— START OF EXCERPTED RECORDS —

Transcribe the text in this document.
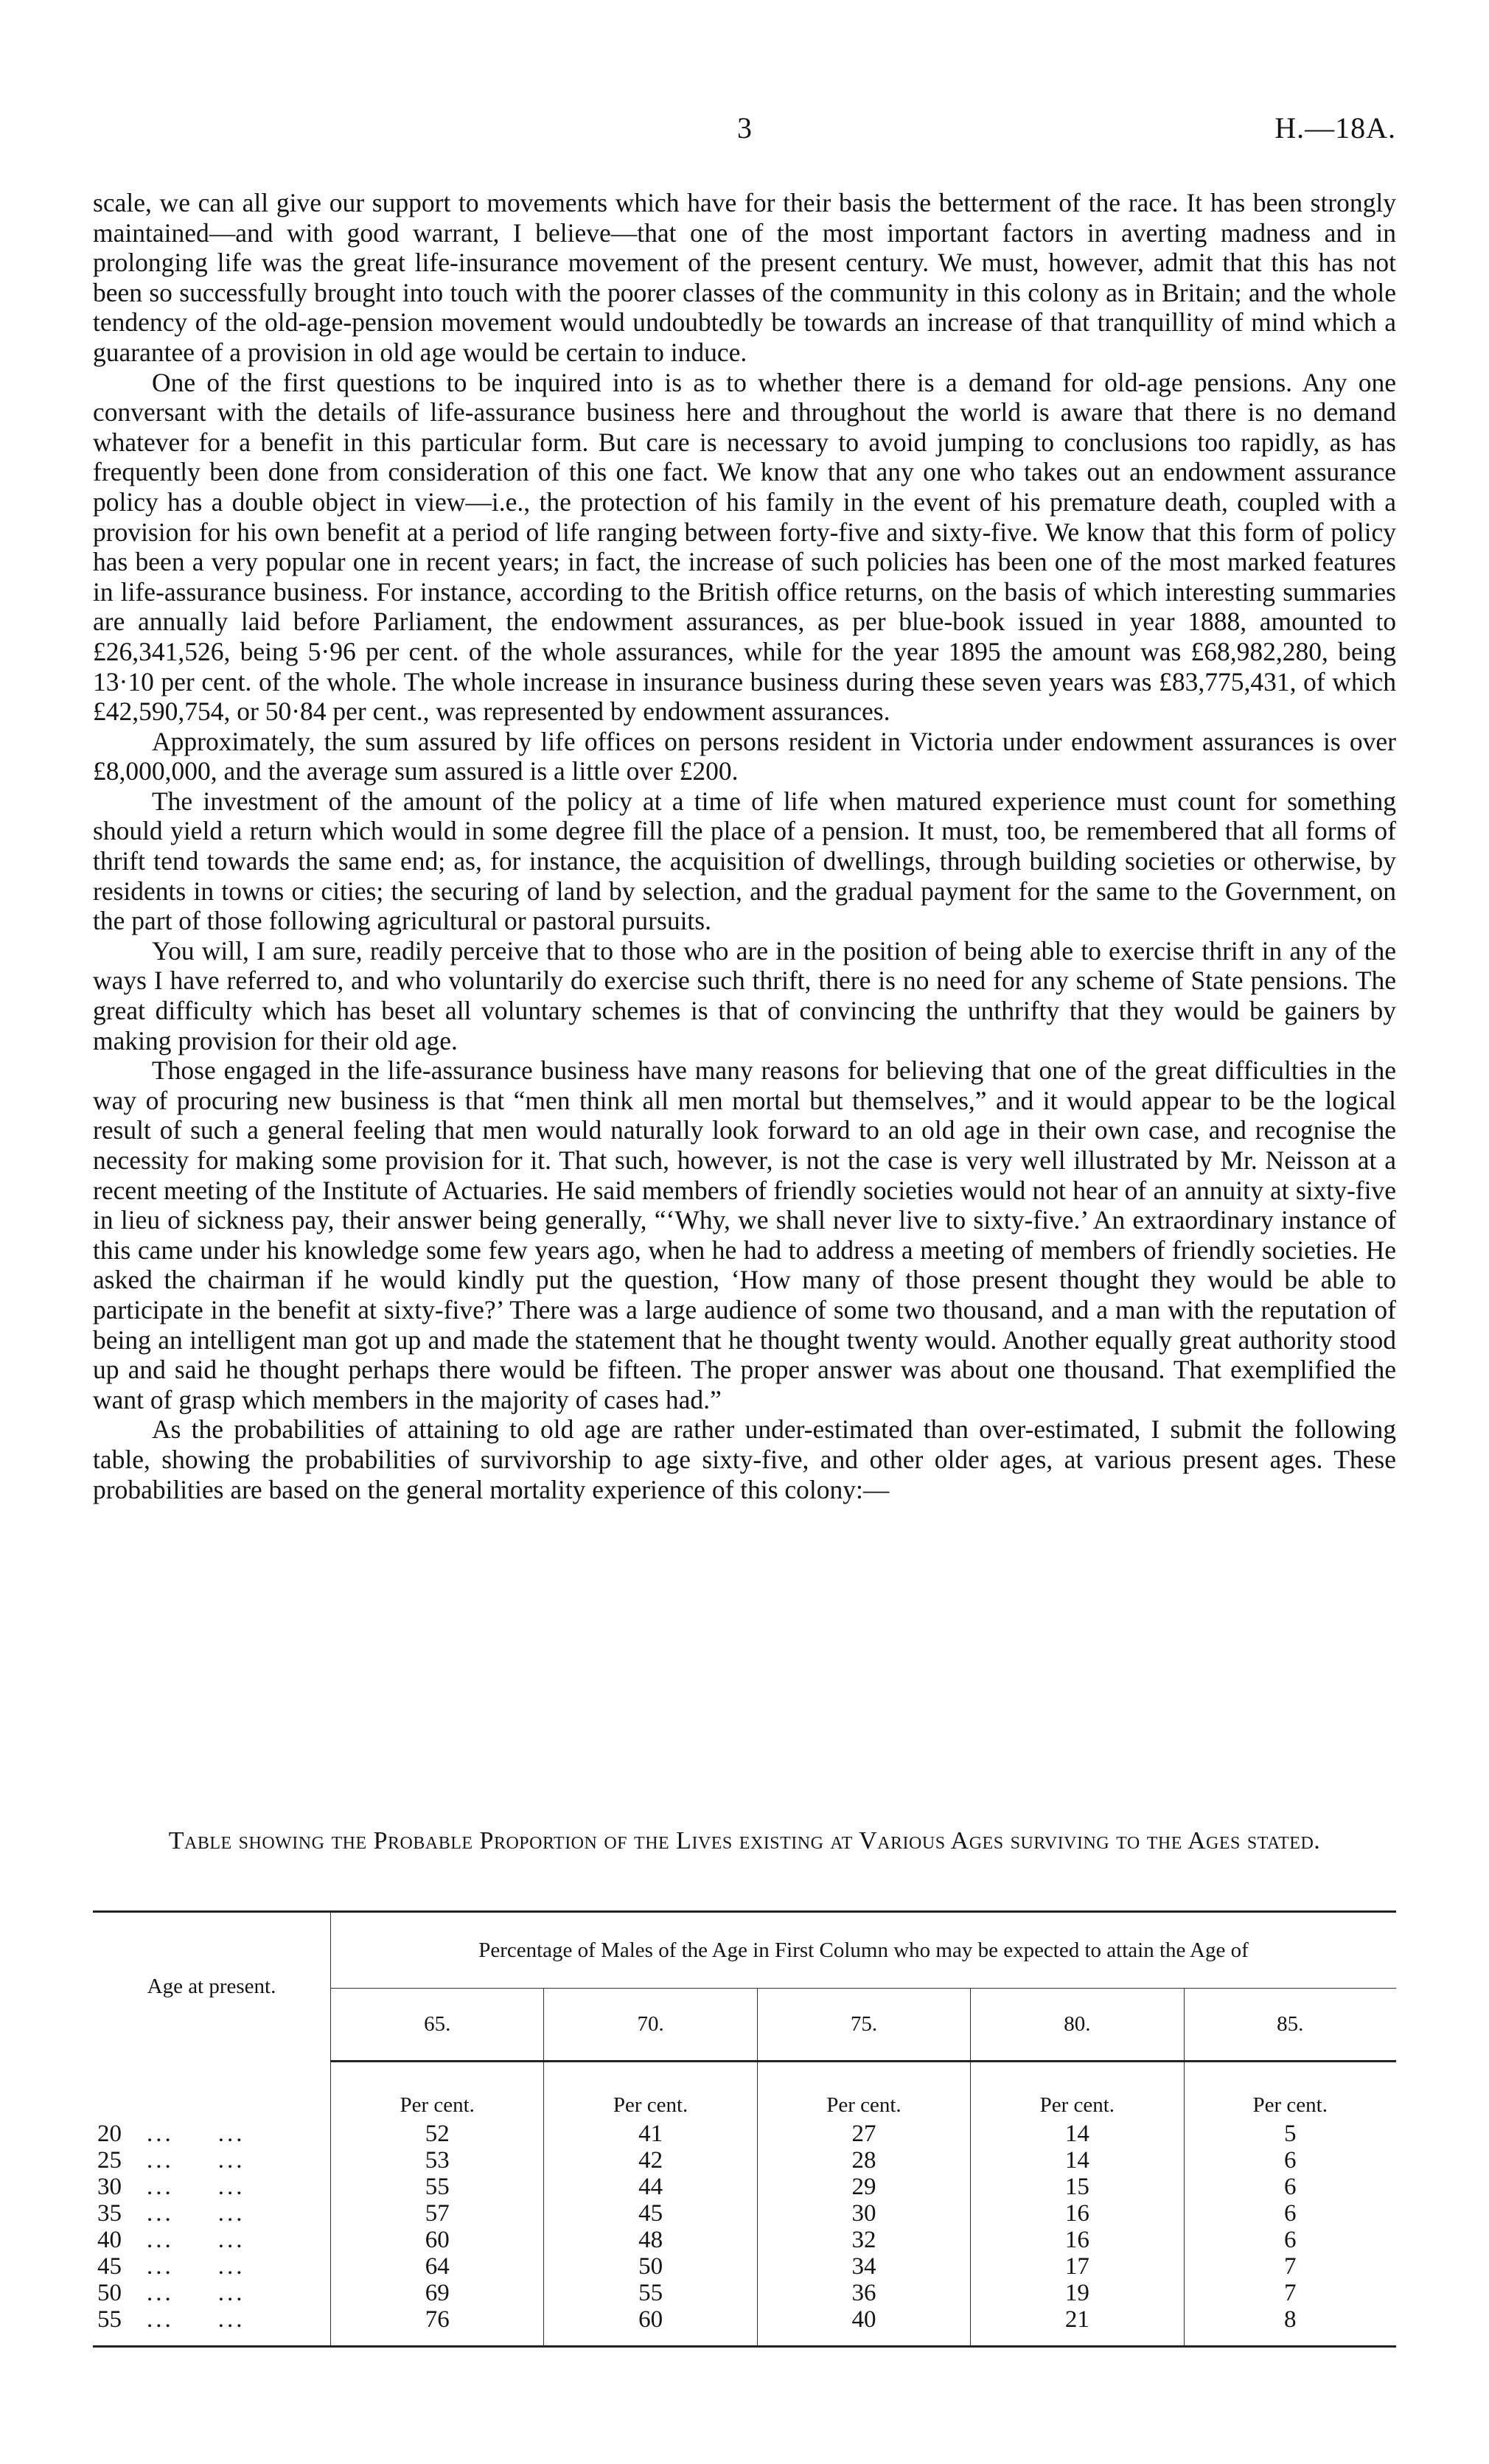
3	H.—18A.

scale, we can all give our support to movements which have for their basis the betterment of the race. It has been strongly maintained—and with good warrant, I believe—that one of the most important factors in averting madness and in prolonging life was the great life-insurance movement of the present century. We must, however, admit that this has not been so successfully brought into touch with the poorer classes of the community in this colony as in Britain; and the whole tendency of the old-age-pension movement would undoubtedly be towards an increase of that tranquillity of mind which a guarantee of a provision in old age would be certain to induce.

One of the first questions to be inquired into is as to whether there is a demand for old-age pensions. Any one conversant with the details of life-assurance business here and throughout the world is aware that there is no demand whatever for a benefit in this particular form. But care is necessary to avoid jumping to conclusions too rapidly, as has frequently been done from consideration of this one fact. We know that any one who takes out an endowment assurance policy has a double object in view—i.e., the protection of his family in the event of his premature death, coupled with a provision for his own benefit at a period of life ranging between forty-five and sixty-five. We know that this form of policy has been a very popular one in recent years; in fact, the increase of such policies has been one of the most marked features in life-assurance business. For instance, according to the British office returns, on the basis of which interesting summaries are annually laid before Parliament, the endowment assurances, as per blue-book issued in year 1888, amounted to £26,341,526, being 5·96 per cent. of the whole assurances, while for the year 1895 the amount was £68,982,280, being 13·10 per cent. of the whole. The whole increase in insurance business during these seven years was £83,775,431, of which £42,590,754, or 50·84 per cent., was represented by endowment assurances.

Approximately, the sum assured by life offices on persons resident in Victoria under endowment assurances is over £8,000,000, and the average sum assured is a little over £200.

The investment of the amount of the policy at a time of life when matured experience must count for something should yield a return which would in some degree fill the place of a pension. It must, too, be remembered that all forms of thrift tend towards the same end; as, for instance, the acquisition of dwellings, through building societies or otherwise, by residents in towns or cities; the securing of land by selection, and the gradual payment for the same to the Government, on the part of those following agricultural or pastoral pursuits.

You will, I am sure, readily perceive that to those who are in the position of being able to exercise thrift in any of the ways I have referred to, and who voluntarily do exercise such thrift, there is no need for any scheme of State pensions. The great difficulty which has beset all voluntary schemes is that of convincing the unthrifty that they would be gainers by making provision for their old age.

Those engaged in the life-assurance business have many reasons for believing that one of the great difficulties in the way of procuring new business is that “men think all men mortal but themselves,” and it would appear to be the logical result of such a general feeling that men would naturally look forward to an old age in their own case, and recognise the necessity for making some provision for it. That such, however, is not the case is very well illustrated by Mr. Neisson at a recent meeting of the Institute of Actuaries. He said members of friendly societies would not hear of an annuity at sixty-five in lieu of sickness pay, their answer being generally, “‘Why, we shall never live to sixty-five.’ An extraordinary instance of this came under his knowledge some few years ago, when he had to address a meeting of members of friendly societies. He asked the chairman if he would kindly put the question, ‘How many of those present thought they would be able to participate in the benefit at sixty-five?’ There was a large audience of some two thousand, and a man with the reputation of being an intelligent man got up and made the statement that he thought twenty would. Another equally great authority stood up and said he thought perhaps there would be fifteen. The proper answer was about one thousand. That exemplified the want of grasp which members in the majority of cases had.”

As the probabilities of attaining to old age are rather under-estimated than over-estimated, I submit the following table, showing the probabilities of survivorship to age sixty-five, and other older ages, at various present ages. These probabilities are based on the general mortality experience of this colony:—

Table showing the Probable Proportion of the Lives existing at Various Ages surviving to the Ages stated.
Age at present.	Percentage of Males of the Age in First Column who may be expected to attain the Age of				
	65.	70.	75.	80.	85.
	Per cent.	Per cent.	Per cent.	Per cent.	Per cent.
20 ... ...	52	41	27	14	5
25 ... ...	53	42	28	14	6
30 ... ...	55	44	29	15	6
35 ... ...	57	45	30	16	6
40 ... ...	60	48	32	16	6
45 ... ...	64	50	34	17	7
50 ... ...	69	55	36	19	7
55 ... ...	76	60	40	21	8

— END OF EXCERPTED RECORDS —

WORK INSTRUCTIONS - Your copy should hold every record word for word and none of the pictures.

FINISHED TASK -
Transcribe the text in this document.
3	H.—18A.

scale, we can all give our support to movements which have for their basis the betterment of the race. It has been strongly maintained—and with good warrant, I believe—that one of the most important factors in averting madness and in prolonging life was the great life-insurance movement of the present century. We must, however, admit that this has not been so successfully brought into touch with the poorer classes of the community in this colony as in Britain; and the whole tendency of the old-age-pension movement would undoubtedly be towards an increase of that tranquillity of mind which a guarantee of a provision in old age would be certain to induce.

One of the first questions to be inquired into is as to whether there is a demand for old-age pensions. Any one conversant with the details of life-assurance business here and throughout the world is aware that there is no demand whatever for a benefit in this particular form. But care is necessary to avoid jumping to conclusions too rapidly, as has frequently been done from consideration of this one fact. We know that any one who takes out an endowment assurance policy has a double object in view—i.e., the protection of his family in the event of his premature death, coupled with a provision for his own benefit at a period of life ranging between forty-five and sixty-five. We know that this form of policy has been a very popular one in recent years; in fact, the increase of such policies has been one of the most marked features in life-assurance business. For instance, according to the British office returns, on the basis of which interesting summaries are annually laid before Parliament, the endowment assurances, as per blue-book issued in year 1888, amounted to £26,341,526, being 5·96 per cent. of the whole assurances, while for the year 1895 the amount was £68,982,280, being 13·10 per cent. of the whole. The whole increase in insurance business during these seven years was £83,775,431, of which £42,590,754, or 50·84 per cent., was represented by endowment assurances.

Approximately, the sum assured by life offices on persons resident in Victoria under endowment assurances is over £8,000,000, and the average sum assured is a little over £200.

The investment of the amount of the policy at a time of life when matured experience must count for something should yield a return which would in some degree fill the place of a pension. It must, too, be remembered that all forms of thrift tend towards the same end; as, for instance, the acquisition of dwellings, through building societies or otherwise, by residents in towns or cities; the securing of land by selection, and the gradual payment for the same to the Government, on the part of those following agricultural or pastoral pursuits.

You will, I am sure, readily perceive that to those who are in the position of being able to exercise thrift in any of the ways I have referred to, and who voluntarily do exercise such thrift, there is no need for any scheme of State pensions. The great difficulty which has beset all voluntary schemes is that of convincing the unthrifty that they would be gainers by making provision for their old age.

Those engaged in the life-assurance business have many reasons for believing that one of the great difficulties in the way of procuring new business is that “men think all men mortal but themselves,” and it would appear to be the logical result of such a general feeling that men would naturally look forward to an old age in their own case, and recognise the necessity for making some provision for it. That such, however, is not the case is very well illustrated by Mr. Neisson at a recent meeting of the Institute of Actuaries. He said members of friendly societies would not hear of an annuity at sixty-five in lieu of sickness pay, their answer being generally, “‘Why, we shall never live to sixty-five.’ An extraordinary instance of this came under his knowledge some few years ago, when he had to address a meeting of members of friendly societies. He asked the chairman if he would kindly put the question, ‘How many of those present thought they would be able to participate in the benefit at sixty-five?’ There was a large audience of some two thousand, and a man with the reputation of being an intelligent man got up and made the statement that he thought twenty would. Another equally great authority stood up and said he thought perhaps there would be fifteen. The proper answer was about one thousand. That exemplified the want of grasp which members in the majority of cases had.”

As the probabilities of attaining to old age are rather under-estimated than over-estimated, I submit the following table, showing the probabilities of survivorship to age sixty-five, and other older ages, at various present ages. These probabilities are based on the general mortality experience of this colony:—

Table showing the Probable Proportion of the Lives existing at Various Ages surviving to the Ages stated.
Age at present.	Percentage of Males of the Age in First Column who may be expected to attain the Age of				
	65.	70.	75.	80.	85.
	Per cent.	Per cent.	Per cent.	Per cent.	Per cent.
20 ... ...	52	41	27	14	5
25 ... ...	53	42	28	14	6
30 ... ...	55	44	29	15	6
35 ... ...	57	45	30	16	6
40 ... ...	60	48	32	16	6
45 ... ...	64	50	34	17	7
50 ... ...	69	55	36	19	7
55 ... ...	76	60	40	21	8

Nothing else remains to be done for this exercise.